:: Records supplied

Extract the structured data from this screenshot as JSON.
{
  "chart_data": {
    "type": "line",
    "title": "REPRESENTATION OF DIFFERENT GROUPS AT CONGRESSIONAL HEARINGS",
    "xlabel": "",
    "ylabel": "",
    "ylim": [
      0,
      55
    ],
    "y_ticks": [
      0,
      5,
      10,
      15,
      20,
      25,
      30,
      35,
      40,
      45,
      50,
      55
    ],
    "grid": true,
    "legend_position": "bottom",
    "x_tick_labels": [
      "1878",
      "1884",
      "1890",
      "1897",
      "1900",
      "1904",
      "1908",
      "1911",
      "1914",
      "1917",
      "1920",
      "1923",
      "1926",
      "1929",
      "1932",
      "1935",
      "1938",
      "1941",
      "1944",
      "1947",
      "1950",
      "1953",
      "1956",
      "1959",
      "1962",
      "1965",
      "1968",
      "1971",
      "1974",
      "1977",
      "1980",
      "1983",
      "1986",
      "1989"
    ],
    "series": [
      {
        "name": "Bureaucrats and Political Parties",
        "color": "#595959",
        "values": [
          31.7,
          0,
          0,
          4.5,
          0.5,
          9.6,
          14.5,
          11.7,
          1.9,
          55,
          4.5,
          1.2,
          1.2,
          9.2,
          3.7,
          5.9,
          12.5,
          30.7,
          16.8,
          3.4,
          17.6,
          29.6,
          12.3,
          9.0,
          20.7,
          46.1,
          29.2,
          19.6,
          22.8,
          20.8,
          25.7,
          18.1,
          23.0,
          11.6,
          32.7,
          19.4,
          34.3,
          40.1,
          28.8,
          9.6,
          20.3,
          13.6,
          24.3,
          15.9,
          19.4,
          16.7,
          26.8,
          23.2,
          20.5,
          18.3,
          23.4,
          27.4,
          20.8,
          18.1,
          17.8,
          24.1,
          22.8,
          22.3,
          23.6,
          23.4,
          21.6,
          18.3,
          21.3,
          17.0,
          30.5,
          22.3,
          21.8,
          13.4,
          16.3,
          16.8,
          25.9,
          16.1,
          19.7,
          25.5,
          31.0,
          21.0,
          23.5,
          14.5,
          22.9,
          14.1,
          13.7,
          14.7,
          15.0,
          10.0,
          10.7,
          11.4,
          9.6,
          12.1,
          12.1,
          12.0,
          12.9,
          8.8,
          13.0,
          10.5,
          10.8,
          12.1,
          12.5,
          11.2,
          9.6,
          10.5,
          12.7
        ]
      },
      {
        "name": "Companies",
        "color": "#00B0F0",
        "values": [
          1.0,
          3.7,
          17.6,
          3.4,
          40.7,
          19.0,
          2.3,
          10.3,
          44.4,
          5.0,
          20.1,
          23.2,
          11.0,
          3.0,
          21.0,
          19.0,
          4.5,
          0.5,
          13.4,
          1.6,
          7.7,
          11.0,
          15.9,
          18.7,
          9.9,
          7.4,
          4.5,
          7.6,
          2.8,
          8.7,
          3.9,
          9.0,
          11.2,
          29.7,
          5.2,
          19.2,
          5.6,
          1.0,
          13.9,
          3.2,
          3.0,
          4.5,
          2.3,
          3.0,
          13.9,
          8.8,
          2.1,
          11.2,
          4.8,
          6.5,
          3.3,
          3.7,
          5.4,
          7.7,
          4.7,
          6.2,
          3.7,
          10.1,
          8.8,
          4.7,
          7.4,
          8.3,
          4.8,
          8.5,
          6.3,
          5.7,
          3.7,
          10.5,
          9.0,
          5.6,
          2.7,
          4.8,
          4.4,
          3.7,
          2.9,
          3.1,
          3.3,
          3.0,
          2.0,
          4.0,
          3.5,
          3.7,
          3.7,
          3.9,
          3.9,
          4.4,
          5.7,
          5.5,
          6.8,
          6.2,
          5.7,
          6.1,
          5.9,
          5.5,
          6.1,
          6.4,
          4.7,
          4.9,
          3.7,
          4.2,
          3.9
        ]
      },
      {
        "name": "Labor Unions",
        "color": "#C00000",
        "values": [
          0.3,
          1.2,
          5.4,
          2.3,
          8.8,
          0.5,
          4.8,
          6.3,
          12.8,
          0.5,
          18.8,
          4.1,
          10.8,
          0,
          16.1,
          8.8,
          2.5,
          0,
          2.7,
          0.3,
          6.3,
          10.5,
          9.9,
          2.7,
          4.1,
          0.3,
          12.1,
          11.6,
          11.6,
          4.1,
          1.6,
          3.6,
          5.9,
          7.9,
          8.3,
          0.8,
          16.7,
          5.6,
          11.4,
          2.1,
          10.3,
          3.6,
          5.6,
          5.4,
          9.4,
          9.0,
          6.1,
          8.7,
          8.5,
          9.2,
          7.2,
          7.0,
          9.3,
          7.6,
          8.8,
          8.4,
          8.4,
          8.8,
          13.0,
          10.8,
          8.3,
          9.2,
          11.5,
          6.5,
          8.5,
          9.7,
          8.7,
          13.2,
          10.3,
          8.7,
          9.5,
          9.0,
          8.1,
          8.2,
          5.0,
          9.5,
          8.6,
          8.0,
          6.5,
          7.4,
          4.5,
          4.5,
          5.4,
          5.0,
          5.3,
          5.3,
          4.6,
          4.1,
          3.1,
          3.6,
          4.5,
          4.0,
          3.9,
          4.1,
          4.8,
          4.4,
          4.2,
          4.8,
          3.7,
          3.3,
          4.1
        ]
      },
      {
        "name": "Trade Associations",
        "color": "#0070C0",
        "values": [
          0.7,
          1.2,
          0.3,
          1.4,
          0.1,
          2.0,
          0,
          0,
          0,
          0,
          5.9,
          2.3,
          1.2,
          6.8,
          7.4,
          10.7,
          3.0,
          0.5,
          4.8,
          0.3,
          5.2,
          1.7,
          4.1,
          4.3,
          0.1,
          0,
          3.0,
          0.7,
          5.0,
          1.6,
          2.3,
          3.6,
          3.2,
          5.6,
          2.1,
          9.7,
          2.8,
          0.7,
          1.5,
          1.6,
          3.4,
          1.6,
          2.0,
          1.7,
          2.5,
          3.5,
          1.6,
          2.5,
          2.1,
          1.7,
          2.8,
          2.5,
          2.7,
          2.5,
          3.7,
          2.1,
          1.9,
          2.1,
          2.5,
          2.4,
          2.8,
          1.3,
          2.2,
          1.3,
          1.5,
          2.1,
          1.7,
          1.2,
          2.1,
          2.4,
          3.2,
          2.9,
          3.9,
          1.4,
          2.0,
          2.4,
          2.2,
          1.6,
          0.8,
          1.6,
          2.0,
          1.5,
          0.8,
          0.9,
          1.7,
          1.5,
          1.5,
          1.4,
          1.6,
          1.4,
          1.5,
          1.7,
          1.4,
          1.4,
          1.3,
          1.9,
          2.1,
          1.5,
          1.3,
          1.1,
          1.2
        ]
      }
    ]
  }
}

::::

Your task is to return the full listing exactly as it was given.

Extract the structured data from this screenshot as JSON.
{
  "chart_data": {
    "type": "line",
    "title": "REPRESENTATION OF DIFFERENT GROUPS AT CONGRESSIONAL HEARINGS",
    "xlabel": "",
    "ylabel": "",
    "ylim": [
      0,
      55
    ],
    "y_ticks": [
      0,
      5,
      10,
      15,
      20,
      25,
      30,
      35,
      40,
      45,
      50,
      55
    ],
    "grid": true,
    "legend_position": "bottom",
    "x_tick_labels": [
      "1878",
      "1884",
      "1890",
      "1897",
      "1900",
      "1904",
      "1908",
      "1911",
      "1914",
      "1917",
      "1920",
      "1923",
      "1926",
      "1929",
      "1932",
      "1935",
      "1938",
      "1941",
      "1944",
      "1947",
      "1950",
      "1953",
      "1956",
      "1959",
      "1962",
      "1965",
      "1968",
      "1971",
      "1974",
      "1977",
      "1980",
      "1983",
      "1986",
      "1989"
    ],
    "series": [
      {
        "name": "Bureaucrats and Political Parties",
        "color": "#595959",
        "values": [
          31.7,
          0,
          0,
          4.5,
          0.5,
          9.6,
          14.5,
          11.7,
          1.9,
          55,
          4.5,
          1.2,
          1.2,
          9.2,
          3.7,
          5.9,
          12.5,
          30.7,
          16.8,
          3.4,
          17.6,
          29.6,
          12.3,
          9.0,
          20.7,
          46.1,
          29.2,
          19.6,
          22.8,
          20.8,
          25.7,
          18.1,
          23.0,
          11.6,
          32.7,
          19.4,
          34.3,
          40.1,
          28.8,
          9.6,
          20.3,
          13.6,
          24.3,
          15.9,
          19.4,
          16.7,
          26.8,
          23.2,
          20.5,
          18.3,
          23.4,
          27.4,
          20.8,
          18.1,
          17.8,
          24.1,
          22.8,
          22.3,
          23.6,
          23.4,
          21.6,
          18.3,
          21.3,
          17.0,
          30.5,
          22.3,
          21.8,
          13.4,
          16.3,
          16.8,
          25.9,
          16.1,
          19.7,
          25.5,
          31.0,
          21.0,
          23.5,
          14.5,
          22.9,
          14.1,
          13.7,
          14.7,
          15.0,
          10.0,
          10.7,
          11.4,
          9.6,
          12.1,
          12.1,
          12.0,
          12.9,
          8.8,
          13.0,
          10.5,
          10.8,
          12.1,
          12.5,
          11.2,
          9.6,
          10.5,
          12.7
        ]
      },
      {
        "name": "Companies",
        "color": "#00B0F0",
        "values": [
          1.0,
          3.7,
          17.6,
          3.4,
          40.7,
          19.0,
          2.3,
          10.3,
          44.4,
          5.0,
          20.1,
          23.2,
          11.0,
          3.0,
          21.0,
          19.0,
          4.5,
          0.5,
          13.4,
          1.6,
          7.7,
          11.0,
          15.9,
          18.7,
          9.9,
          7.4,
          4.5,
          7.6,
          2.8,
          8.7,
          3.9,
          9.0,
          11.2,
          29.7,
          5.2,
          19.2,
          5.6,
          1.0,
          13.9,
          3.2,
          3.0,
          4.5,
          2.3,
          3.0,
          13.9,
          8.8,
          2.1,
          11.2,
          4.8,
          6.5,
          3.3,
          3.7,
          5.4,
          7.7,
          4.7,
          6.2,
          3.7,
          10.1,
          8.8,
          4.7,
          7.4,
          8.3,
          4.8,
          8.5,
          6.3,
          5.7,
          3.7,
          10.5,
          9.0,
          5.6,
          2.7,
          4.8,
          4.4,
          3.7,
          2.9,
          3.1,
          3.3,
          3.0,
          2.0,
          4.0,
          3.5,
          3.7,
          3.7,
          3.9,
          3.9,
          4.4,
          5.7,
          5.5,
          6.8,
          6.2,
          5.7,
          6.1,
          5.9,
          5.5,
          6.1,
          6.4,
          4.7,
          4.9,
          3.7,
          4.2,
          3.9
        ]
      },
      {
        "name": "Labor Unions",
        "color": "#C00000",
        "values": [
          0.3,
          1.2,
          5.4,
          2.3,
          8.8,
          0.5,
          4.8,
          6.3,
          12.8,
          0.5,
          18.8,
          4.1,
          10.8,
          0,
          16.1,
          8.8,
          2.5,
          0,
          2.7,
          0.3,
          6.3,
          10.5,
          9.9,
          2.7,
          4.1,
          0.3,
          12.1,
          11.6,
          11.6,
          4.1,
          1.6,
          3.6,
          5.9,
          7.9,
          8.3,
          0.8,
          16.7,
          5.6,
          11.4,
          2.1,
          10.3,
          3.6,
          5.6,
          5.4,
          9.4,
          9.0,
          6.1,
          8.7,
          8.5,
          9.2,
          7.2,
          7.0,
          9.3,
          7.6,
          8.8,
          8.4,
          8.4,
          8.8,
          13.0,
          10.8,
          8.3,
          9.2,
          11.5,
          6.5,
          8.5,
          9.7,
          8.7,
          13.2,
          10.3,
          8.7,
          9.5,
          9.0,
          8.1,
          8.2,
          5.0,
          9.5,
          8.6,
          8.0,
          6.5,
          7.4,
          4.5,
          4.5,
          5.4,
          5.0,
          5.3,
          5.3,
          4.6,
          4.1,
          3.1,
          3.6,
          4.5,
          4.0,
          3.9,
          4.1,
          4.8,
          4.4,
          4.2,
          4.8,
          3.7,
          3.3,
          4.1
        ]
      },
      {
        "name": "Trade Associations",
        "color": "#0070C0",
        "values": [
          0.7,
          1.2,
          0.3,
          1.4,
          0.1,
          2.0,
          0,
          0,
          0,
          0,
          5.9,
          2.3,
          1.2,
          6.8,
          7.4,
          10.7,
          3.0,
          0.5,
          4.8,
          0.3,
          5.2,
          1.7,
          4.1,
          4.3,
          0.1,
          0,
          3.0,
          0.7,
          5.0,
          1.6,
          2.3,
          3.6,
          3.2,
          5.6,
          2.1,
          9.7,
          2.8,
          0.7,
          1.5,
          1.6,
          3.4,
          1.6,
          2.0,
          1.7,
          2.5,
          3.5,
          1.6,
          2.5,
          2.1,
          1.7,
          2.8,
          2.5,
          2.7,
          2.5,
          3.7,
          2.1,
          1.9,
          2.1,
          2.5,
          2.4,
          2.8,
          1.3,
          2.2,
          1.3,
          1.5,
          2.1,
          1.7,
          1.2,
          2.1,
          2.4,
          3.2,
          2.9,
          3.9,
          1.4,
          2.0,
          2.4,
          2.2,
          1.6,
          0.8,
          1.6,
          2.0,
          1.5,
          0.8,
          0.9,
          1.7,
          1.5,
          1.5,
          1.4,
          1.6,
          1.4,
          1.5,
          1.7,
          1.4,
          1.4,
          1.3,
          1.9,
          2.1,
          1.5,
          1.3,
          1.1,
          1.2
        ]
      }
    ]
  }
}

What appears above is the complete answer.